◆ DIRECTIONS
Where a line in the records holds "reported", count it once; return only the final number.

◆ MATERIAL PROVIDED

━━━━━━━━━━

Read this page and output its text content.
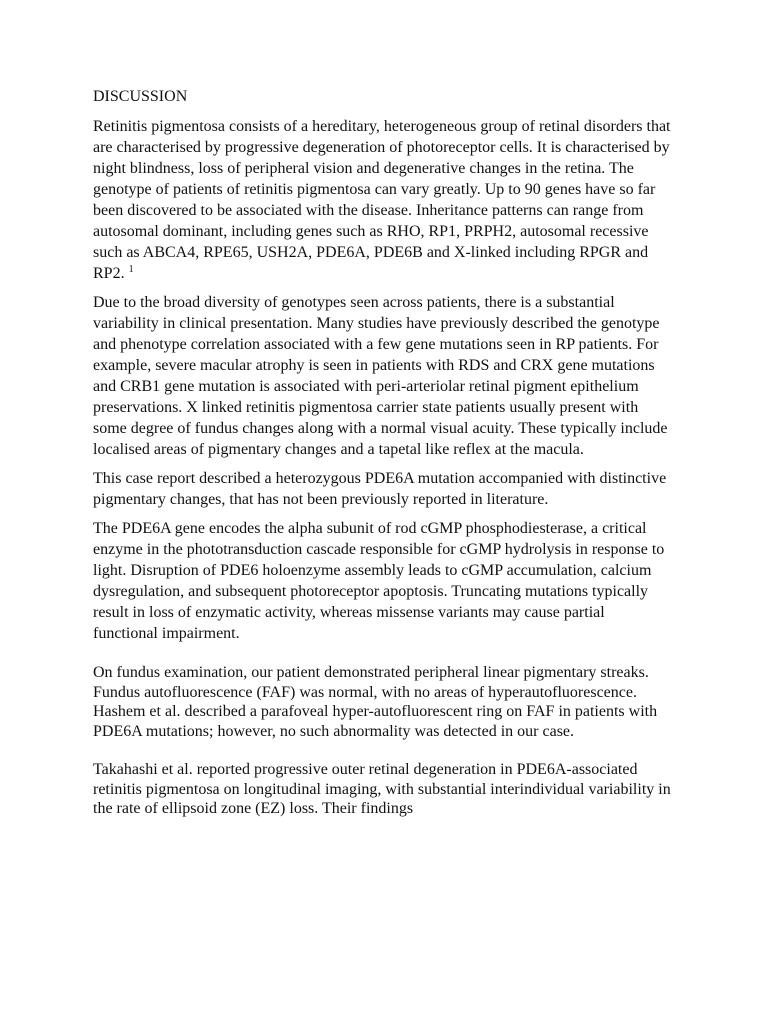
DISCUSSION

Retinitis pigmentosa consists of a hereditary, heterogeneous group of retinal disorders that are characterised by progressive degeneration of photoreceptor cells. It is characterised by night blindness, loss of peripheral vision and degenerative changes in the retina. The genotype of patients of retinitis pigmentosa can vary greatly. Up to 90 genes have so far been discovered to be associated with the disease. Inheritance patterns can range from autosomal dominant, including genes such as RHO, RP1, PRPH2, autosomal recessive such as ABCA4, RPE65, USH2A, PDE6A, PDE6B and X-linked including RPGR and RP2. $^1$

Due to the broad diversity of genotypes seen across patients, there is a substantial variability in clinical presentation. Many studies have previously described the genotype and phenotype correlation associated with a few gene mutations seen in RP patients. For example, severe macular atrophy is seen in patients with RDS and CRX gene mutations and CRB1 gene mutation is associated with peri-arteriolar retinal pigment epithelium preservations. X linked retinitis pigmentosa carrier state patients usually present with some degree of fundus changes along with a normal visual acuity. These typically include localised areas of pigmentary changes and a tapetal like reflex at the macula.

This case report described a heterozygous PDE6A mutation accompanied with distinctive pigmentary changes, that has not been previously reported in literature.

The PDE6A gene encodes the alpha subunit of rod cGMP phosphodiesterase, a critical enzyme in the phototransduction cascade responsible for cGMP hydrolysis in response to light. Disruption of PDE6 holoenzyme assembly leads to cGMP accumulation, calcium dysregulation, and subsequent photoreceptor apoptosis. Truncating mutations typically result in loss of enzymatic activity, whereas missense variants may cause partial functional impairment.

On fundus examination, our patient demonstrated peripheral linear pigmentary streaks. Fundus autofluorescence (FAF) was normal, with no areas of hyperautofluorescence. Hashem et al. described a parafoveal hyper-autofluorescent ring on FAF in patients with PDE6A mutations; however, no such abnormality was detected in our case.

Takahashi et al. reported progressive outer retinal degeneration in PDE6A-associated retinitis pigmentosa on longitudinal imaging, with substantial interindividual variability in the rate of ellipsoid zone (EZ) loss. Their findings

━━━━━━━━━━

◆ EXERCISE RESPONSE
2